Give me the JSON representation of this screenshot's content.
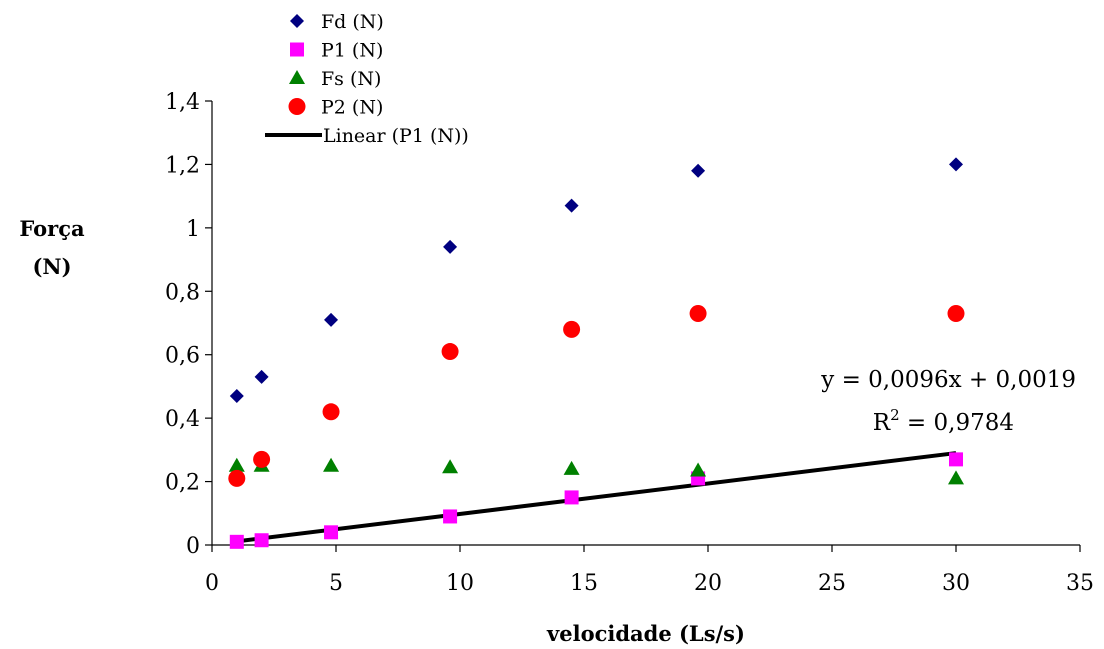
{
  "chart_data": {
    "type": "scatter",
    "xlabel": "velocidade (Ls/s)",
    "ylabel_lines": [
      "Força",
      "(N)"
    ],
    "xlim": [
      0,
      35
    ],
    "ylim": [
      0,
      1.4
    ],
    "xticks": [
      0,
      5,
      10,
      15,
      20,
      25,
      30,
      35
    ],
    "yticks": [
      0,
      0.2,
      0.4,
      0.6,
      0.8,
      1,
      1.2,
      1.4
    ],
    "xtick_labels": [
      "0",
      "5",
      "10",
      "15",
      "20",
      "25",
      "30",
      "35"
    ],
    "ytick_labels": [
      "0",
      "0,2",
      "0,4",
      "0,6",
      "0,8",
      "1",
      "1,2",
      "1,4"
    ],
    "grid": false,
    "legend_position": "top-left",
    "x": [
      1,
      2,
      4.8,
      9.6,
      14.5,
      19.6,
      30
    ],
    "series": [
      {
        "name": "Fd (N)",
        "marker": "diamond",
        "color": "#000080",
        "values": [
          0.47,
          0.53,
          0.71,
          0.94,
          1.07,
          1.18,
          1.2
        ]
      },
      {
        "name": "P1 (N)",
        "marker": "square",
        "color": "#FF00FF",
        "values": [
          0.01,
          0.015,
          0.04,
          0.09,
          0.15,
          0.21,
          0.27
        ]
      },
      {
        "name": "Fs (N)",
        "marker": "triangle",
        "color": "#008000",
        "values": [
          0.25,
          0.25,
          0.25,
          0.245,
          0.24,
          0.235,
          0.21
        ]
      },
      {
        "name": "P2 (N)",
        "marker": "circle",
        "color": "#FF0000",
        "values": [
          0.21,
          0.27,
          0.42,
          0.61,
          0.68,
          0.73,
          0.73
        ]
      }
    ],
    "trendline": {
      "name": "Linear (P1 (N))",
      "color": "#000000",
      "slope": 0.0096,
      "intercept": 0.0019,
      "x_range": [
        1,
        30
      ],
      "equation": "y = 0,0096x + 0,0019",
      "r2_prefix": "R",
      "r2_sup": "2",
      "r2_suffix": " = 0,9784"
    }
  }
}
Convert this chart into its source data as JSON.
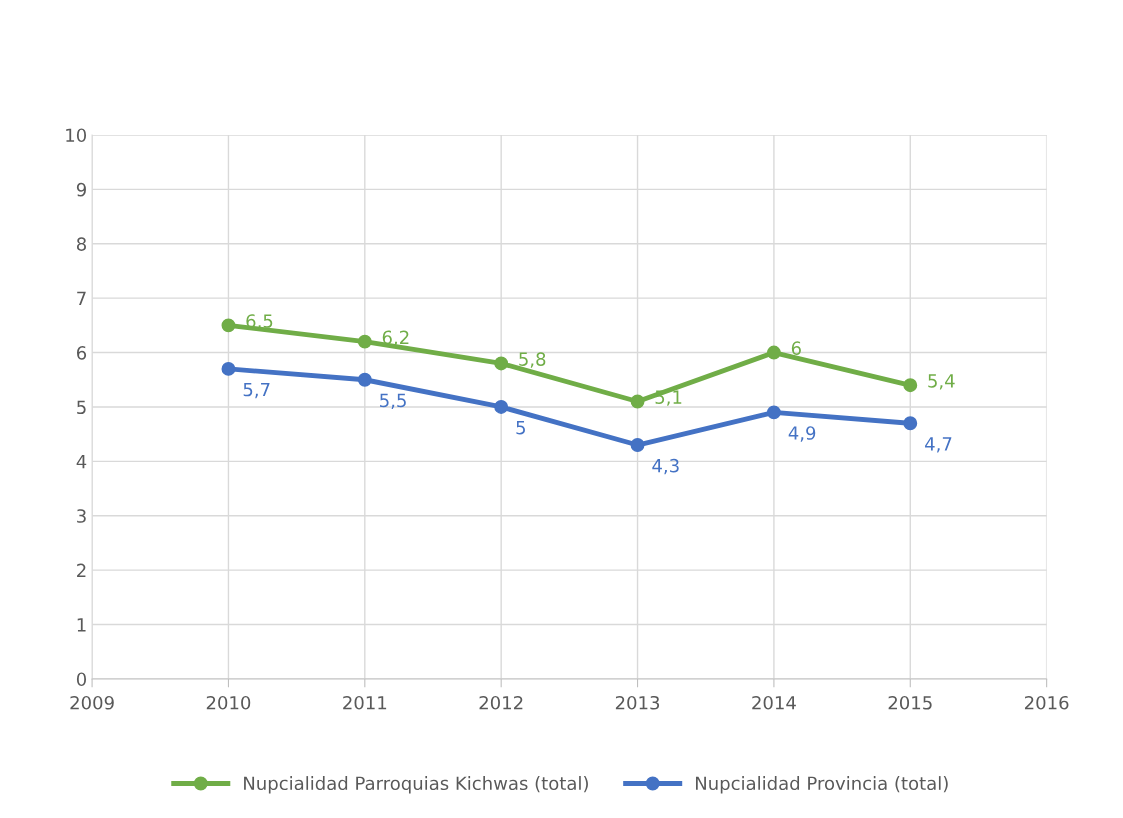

+===+

*Exercise goal*
Among the entries above, how many lines hold the string "this"? Respond with nothing but the number.

*Solution to the exercise*
2